→ **Stated exercise**
Transcribe all records exactly.

[Data records]
-- start --
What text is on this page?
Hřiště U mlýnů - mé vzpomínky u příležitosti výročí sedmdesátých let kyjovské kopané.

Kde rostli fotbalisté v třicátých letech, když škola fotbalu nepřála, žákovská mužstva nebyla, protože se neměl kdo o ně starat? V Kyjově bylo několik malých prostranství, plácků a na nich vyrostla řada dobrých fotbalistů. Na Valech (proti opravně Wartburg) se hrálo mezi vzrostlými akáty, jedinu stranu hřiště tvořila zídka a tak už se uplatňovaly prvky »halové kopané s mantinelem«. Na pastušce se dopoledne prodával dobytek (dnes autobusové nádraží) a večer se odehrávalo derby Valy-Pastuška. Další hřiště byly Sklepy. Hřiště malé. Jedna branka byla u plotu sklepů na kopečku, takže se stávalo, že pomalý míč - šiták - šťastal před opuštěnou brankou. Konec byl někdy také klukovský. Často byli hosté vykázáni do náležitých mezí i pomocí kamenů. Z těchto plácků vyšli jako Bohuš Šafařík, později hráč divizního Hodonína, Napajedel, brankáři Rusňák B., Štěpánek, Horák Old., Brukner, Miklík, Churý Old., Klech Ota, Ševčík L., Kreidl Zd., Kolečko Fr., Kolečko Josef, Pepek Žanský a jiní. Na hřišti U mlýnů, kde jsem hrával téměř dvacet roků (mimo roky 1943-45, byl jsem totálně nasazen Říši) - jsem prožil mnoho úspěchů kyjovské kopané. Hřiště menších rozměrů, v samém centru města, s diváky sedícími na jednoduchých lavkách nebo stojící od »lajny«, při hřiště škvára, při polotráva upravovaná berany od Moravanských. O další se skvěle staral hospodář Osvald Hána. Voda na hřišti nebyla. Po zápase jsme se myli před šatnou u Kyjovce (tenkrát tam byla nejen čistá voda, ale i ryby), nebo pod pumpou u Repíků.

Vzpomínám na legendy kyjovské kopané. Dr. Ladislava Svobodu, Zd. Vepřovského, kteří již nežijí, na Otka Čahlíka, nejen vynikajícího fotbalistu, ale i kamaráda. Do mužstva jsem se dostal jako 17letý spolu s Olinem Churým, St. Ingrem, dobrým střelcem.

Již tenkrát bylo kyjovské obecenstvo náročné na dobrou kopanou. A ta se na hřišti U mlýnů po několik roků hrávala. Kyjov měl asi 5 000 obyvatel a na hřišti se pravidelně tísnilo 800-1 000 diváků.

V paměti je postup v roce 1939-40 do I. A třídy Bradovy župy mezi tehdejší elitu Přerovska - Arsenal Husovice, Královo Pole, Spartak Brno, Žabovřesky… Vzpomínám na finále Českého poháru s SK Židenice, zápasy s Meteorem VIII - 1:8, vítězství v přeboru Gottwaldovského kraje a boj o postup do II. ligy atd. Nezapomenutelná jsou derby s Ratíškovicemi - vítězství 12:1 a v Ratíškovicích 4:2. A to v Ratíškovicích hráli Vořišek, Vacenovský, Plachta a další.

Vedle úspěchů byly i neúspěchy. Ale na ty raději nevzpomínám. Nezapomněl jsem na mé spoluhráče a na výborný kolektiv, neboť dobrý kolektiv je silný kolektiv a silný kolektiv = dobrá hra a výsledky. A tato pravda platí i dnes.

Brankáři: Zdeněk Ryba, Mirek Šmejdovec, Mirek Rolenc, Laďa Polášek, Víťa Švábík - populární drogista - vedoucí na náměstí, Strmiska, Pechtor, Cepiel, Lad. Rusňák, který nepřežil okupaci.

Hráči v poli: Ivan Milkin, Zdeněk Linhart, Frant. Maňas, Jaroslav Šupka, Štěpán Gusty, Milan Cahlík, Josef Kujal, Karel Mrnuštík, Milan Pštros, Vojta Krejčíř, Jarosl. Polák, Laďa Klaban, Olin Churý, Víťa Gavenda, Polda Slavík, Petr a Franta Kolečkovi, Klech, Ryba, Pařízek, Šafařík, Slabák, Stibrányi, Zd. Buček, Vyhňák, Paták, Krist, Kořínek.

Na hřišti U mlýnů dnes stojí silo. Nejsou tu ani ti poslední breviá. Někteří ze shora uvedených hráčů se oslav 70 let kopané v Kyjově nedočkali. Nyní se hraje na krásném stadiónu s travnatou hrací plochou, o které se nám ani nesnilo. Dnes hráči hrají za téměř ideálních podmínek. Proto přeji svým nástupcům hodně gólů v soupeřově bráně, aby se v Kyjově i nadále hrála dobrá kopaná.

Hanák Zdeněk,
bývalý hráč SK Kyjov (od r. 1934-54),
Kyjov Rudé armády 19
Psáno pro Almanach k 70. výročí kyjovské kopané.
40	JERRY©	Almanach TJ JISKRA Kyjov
-- end --
→ **Output for this exercise**
What text is on this page?
Hřiště U mlýnů - mé vzpomínky u příležitosti výročí sedmdesátých let kyjovské kopané.

Kde rostli fotbalisté v třicátých letech, když škola fotbalu nepřála, žákovská mužstva nebyla, protože se neměl kdo o ně starat? V Kyjově bylo několik malých prostranství, plácků a na nich vyrostla řada dobrých fotbalistů. Na Valech (proti opravně Wartburg) se hrálo mezi vzrostlými akáty, jedinu stranu hřiště tvořila zídka a tak už se uplatňovaly prvky »halové kopané s mantinelem«. Na pastušce se dopoledne prodával dobytek (dnes autobusové nádraží) a večer se odehrávalo derby Valy-Pastuška. Další hřiště byly Sklepy. Hřiště malé. Jedna branka byla u plotu sklepů na kopečku, takže se stávalo, že pomalý míč - šiták - šťastal před opuštěnou brankou. Konec byl někdy také klukovský. Často byli hosté vykázáni do náležitých mezí i pomocí kamenů. Z těchto plácků vyšli jako Bohuš Šafařík, později hráč divizního Hodonína, Napajedel, brankáři Rusňák B., Štěpánek, Horák Old., Brukner, Miklík, Churý Old., Klech Ota, Ševčík L., Kreidl Zd., Kolečko Fr., Kolečko Josef, Pepek Žanský a jiní. Na hřišti U mlýnů, kde jsem hrával téměř dvacet roků (mimo roky 1943-45, byl jsem totálně nasazen Říši) - jsem prožil mnoho úspěchů kyjovské kopané. Hřiště menších rozměrů, v samém centru města, s diváky sedícími na jednoduchých lavkách nebo stojící od »lajny«, při hřiště škvára, při polotráva upravovaná berany od Moravanských. O další se skvěle staral hospodář Osvald Hána. Voda na hřišti nebyla. Po zápase jsme se myli před šatnou u Kyjovce (tenkrát tam byla nejen čistá voda, ale i ryby), nebo pod pumpou u Repíků.

Vzpomínám na legendy kyjovské kopané. Dr. Ladislava Svobodu, Zd. Vepřovského, kteří již nežijí, na Otka Čahlíka, nejen vynikajícího fotbalistu, ale i kamaráda. Do mužstva jsem se dostal jako 17letý spolu s Olinem Churým, St. Ingrem, dobrým střelcem.

Již tenkrát bylo kyjovské obecenstvo náročné na dobrou kopanou. A ta se na hřišti U mlýnů po několik roků hrávala. Kyjov měl asi 5 000 obyvatel a na hřišti se pravidelně tísnilo 800-1 000 diváků.

V paměti je postup v roce 1939-40 do I. A třídy Bradovy župy mezi tehdejší elitu Přerovska - Arsenal Husovice, Královo Pole, Spartak Brno, Žabovřesky… Vzpomínám na finále Českého poháru s SK Židenice, zápasy s Meteorem VIII - 1:8, vítězství v přeboru Gottwaldovského kraje a boj o postup do II. ligy atd. Nezapomenutelná jsou derby s Ratíškovicemi - vítězství 12:1 a v Ratíškovicích 4:2. A to v Ratíškovicích hráli Vořišek, Vacenovský, Plachta a další.

Vedle úspěchů byly i neúspěchy. Ale na ty raději nevzpomínám. Nezapomněl jsem na mé spoluhráče a na výborný kolektiv, neboť dobrý kolektiv je silný kolektiv a silný kolektiv = dobrá hra a výsledky. A tato pravda platí i dnes.

Brankáři: Zdeněk Ryba, Mirek Šmejdovec, Mirek Rolenc, Laďa Polášek, Víťa Švábík - populární drogista - vedoucí na náměstí, Strmiska, Pechtor, Cepiel, Lad. Rusňák, který nepřežil okupaci.

Hráči v poli: Ivan Milkin, Zdeněk Linhart, Frant. Maňas, Jaroslav Šupka, Štěpán Gusty, Milan Cahlík, Josef Kujal, Karel Mrnuštík, Milan Pštros, Vojta Krejčíř, Jarosl. Polák, Laďa Klaban, Olin Churý, Víťa Gavenda, Polda Slavík, Petr a Franta Kolečkovi, Klech, Ryba, Pařízek, Šafařík, Slabák, Stibrányi, Zd. Buček, Vyhňák, Paták, Krist, Kořínek.

Na hřišti U mlýnů dnes stojí silo. Nejsou tu ani ti poslední breviá. Někteří ze shora uvedených hráčů se oslav 70 let kopané v Kyjově nedočkali. Nyní se hraje na krásném stadiónu s travnatou hrací plochou, o které se nám ani nesnilo. Dnes hráči hrají za téměř ideálních podmínek. Proto přeji svým nástupcům hodně gólů v soupeřově bráně, aby se v Kyjově i nadále hrála dobrá kopaná.

Hanák Zdeněk,
bývalý hráč SK Kyjov (od r. 1934-54),
Kyjov Rudé armády 19
Psáno pro Almanach k 70. výročí kyjovské kopané.
40	JERRY©	Almanach TJ JISKRA Kyjov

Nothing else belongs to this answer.